The exercise >> Print the listing that follows, character for character.

Start of Record list

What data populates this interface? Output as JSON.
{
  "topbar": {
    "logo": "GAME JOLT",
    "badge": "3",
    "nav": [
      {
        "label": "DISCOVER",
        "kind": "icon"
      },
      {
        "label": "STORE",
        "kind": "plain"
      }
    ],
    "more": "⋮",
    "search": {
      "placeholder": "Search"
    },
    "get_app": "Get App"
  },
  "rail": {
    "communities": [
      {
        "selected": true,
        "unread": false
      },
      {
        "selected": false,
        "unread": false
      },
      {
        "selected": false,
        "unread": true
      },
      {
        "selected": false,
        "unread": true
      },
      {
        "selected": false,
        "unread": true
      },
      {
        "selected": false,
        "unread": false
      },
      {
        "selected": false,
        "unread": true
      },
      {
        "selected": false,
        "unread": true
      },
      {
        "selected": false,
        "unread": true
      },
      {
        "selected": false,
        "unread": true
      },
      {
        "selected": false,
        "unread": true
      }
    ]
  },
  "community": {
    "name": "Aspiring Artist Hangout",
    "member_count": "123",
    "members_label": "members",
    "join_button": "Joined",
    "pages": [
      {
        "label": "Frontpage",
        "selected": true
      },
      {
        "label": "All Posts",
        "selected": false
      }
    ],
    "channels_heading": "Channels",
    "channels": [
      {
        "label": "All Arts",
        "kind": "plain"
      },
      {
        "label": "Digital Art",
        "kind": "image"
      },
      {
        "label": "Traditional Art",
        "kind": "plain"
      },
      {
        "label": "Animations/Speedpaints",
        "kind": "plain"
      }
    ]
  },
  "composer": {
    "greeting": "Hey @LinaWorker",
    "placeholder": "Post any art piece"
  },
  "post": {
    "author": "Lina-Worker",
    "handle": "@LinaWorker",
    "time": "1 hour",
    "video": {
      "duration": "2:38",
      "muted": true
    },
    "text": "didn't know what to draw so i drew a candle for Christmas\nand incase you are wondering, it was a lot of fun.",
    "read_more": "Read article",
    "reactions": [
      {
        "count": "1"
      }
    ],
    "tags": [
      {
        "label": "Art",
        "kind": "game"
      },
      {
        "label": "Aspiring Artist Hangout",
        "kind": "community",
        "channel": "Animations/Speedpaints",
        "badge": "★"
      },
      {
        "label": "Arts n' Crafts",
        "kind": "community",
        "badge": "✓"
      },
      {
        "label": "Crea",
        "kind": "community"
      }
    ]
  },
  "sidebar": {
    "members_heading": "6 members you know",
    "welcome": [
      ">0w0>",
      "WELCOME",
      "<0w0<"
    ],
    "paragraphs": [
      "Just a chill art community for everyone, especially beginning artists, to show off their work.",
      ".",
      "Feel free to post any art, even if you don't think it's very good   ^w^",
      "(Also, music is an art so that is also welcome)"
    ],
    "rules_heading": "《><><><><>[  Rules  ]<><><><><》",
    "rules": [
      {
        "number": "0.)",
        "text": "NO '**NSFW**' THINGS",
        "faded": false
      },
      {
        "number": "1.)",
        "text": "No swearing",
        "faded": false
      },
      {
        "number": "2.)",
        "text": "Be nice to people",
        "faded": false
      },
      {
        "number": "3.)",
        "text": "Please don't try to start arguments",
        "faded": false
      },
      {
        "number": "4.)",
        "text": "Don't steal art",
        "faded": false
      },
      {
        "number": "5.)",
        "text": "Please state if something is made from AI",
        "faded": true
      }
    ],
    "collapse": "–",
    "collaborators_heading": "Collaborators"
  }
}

End of Record list

Answer to this task >>
What data populates this interface? Output as JSON.
{
  "topbar": {
    "logo": "GAME JOLT",
    "badge": "3",
    "nav": [
      {
        "label": "DISCOVER",
        "kind": "icon"
      },
      {
        "label": "STORE",
        "kind": "plain"
      }
    ],
    "more": "⋮",
    "search": {
      "placeholder": "Search"
    },
    "get_app": "Get App"
  },
  "rail": {
    "communities": [
      {
        "selected": true,
        "unread": false
      },
      {
        "selected": false,
        "unread": false
      },
      {
        "selected": false,
        "unread": true
      },
      {
        "selected": false,
        "unread": true
      },
      {
        "selected": false,
        "unread": true
      },
      {
        "selected": false,
        "unread": false
      },
      {
        "selected": false,
        "unread": true
      },
      {
        "selected": false,
        "unread": true
      },
      {
        "selected": false,
        "unread": true
      },
      {
        "selected": false,
        "unread": true
      },
      {
        "selected": false,
        "unread": true
      }
    ]
  },
  "community": {
    "name": "Aspiring Artist Hangout",
    "member_count": "123",
    "members_label": "members",
    "join_button": "Joined",
    "pages": [
      {
        "label": "Frontpage",
        "selected": true
      },
      {
        "label": "All Posts",
        "selected": false
      }
    ],
    "channels_heading": "Channels",
    "channels": [
      {
        "label": "All Arts",
        "kind": "plain"
      },
      {
        "label": "Digital Art",
        "kind": "image"
      },
      {
        "label": "Traditional Art",
        "kind": "plain"
      },
      {
        "label": "Animations/Speedpaints",
        "kind": "plain"
      }
    ]
  },
  "composer": {
    "greeting": "Hey @LinaWorker",
    "placeholder": "Post any art piece"
  },
  "post": {
    "author": "Lina-Worker",
    "handle": "@LinaWorker",
    "time": "1 hour",
    "video": {
      "duration": "2:38",
      "muted": true
    },
    "text": "didn't know what to draw so i drew a candle for Christmas\nand incase you are wondering, it was a lot of fun.",
    "read_more": "Read article",
    "reactions": [
      {
        "count": "1"
      }
    ],
    "tags": [
      {
        "label": "Art",
        "kind": "game"
      },
      {
        "label": "Aspiring Artist Hangout",
        "kind": "community",
        "channel": "Animations/Speedpaints",
        "badge": "★"
      },
      {
        "label": "Arts n' Crafts",
        "kind": "community",
        "badge": "✓"
      },
      {
        "label": "Crea",
        "kind": "community"
      }
    ]
  },
  "sidebar": {
    "members_heading": "6 members you know",
    "welcome": [
      ">0w0>",
      "WELCOME",
      "<0w0<"
    ],
    "paragraphs": [
      "Just a chill art community for everyone, especially beginning artists, to show off their work.",
      ".",
      "Feel free to post any art, even if you don't think it's very good   ^w^",
      "(Also, music is an art so that is also welcome)"
    ],
    "rules_heading": "《><><><><>[  Rules  ]<><><><><》",
    "rules": [
      {
        "number": "0.)",
        "text": "NO '**NSFW**' THINGS",
        "faded": false
      },
      {
        "number": "1.)",
        "text": "No swearing",
        "faded": false
      },
      {
        "number": "2.)",
        "text": "Be nice to people",
        "faded": false
      },
      {
        "number": "3.)",
        "text": "Please don't try to start arguments",
        "faded": false
      },
      {
        "number": "4.)",
        "text": "Don't steal art",
        "faded": false
      },
      {
        "number": "5.)",
        "text": "Please state if something is made from AI",
        "faded": true
      }
    ],
    "collapse": "–",
    "collaborators_heading": "Collaborators"
  }
}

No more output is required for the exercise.